**AIM:** Reproduce the entire listing word for word.

-------------------------

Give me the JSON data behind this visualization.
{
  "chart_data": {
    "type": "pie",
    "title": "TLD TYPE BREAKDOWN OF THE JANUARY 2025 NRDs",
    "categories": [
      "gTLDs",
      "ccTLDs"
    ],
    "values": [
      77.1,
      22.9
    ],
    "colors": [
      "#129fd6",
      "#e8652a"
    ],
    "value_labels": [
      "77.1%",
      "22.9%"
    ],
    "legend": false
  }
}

-------------------------

**COMPLETED TASK:**
Give me the JSON data behind this visualization.
{
  "chart_data": {
    "type": "pie",
    "title": "TLD TYPE BREAKDOWN OF THE JANUARY 2025 NRDs",
    "categories": [
      "gTLDs",
      "ccTLDs"
    ],
    "values": [
      77.1,
      22.9
    ],
    "colors": [
      "#129fd6",
      "#e8652a"
    ],
    "value_labels": [
      "77.1%",
      "22.9%"
    ],
    "legend": false
  }
}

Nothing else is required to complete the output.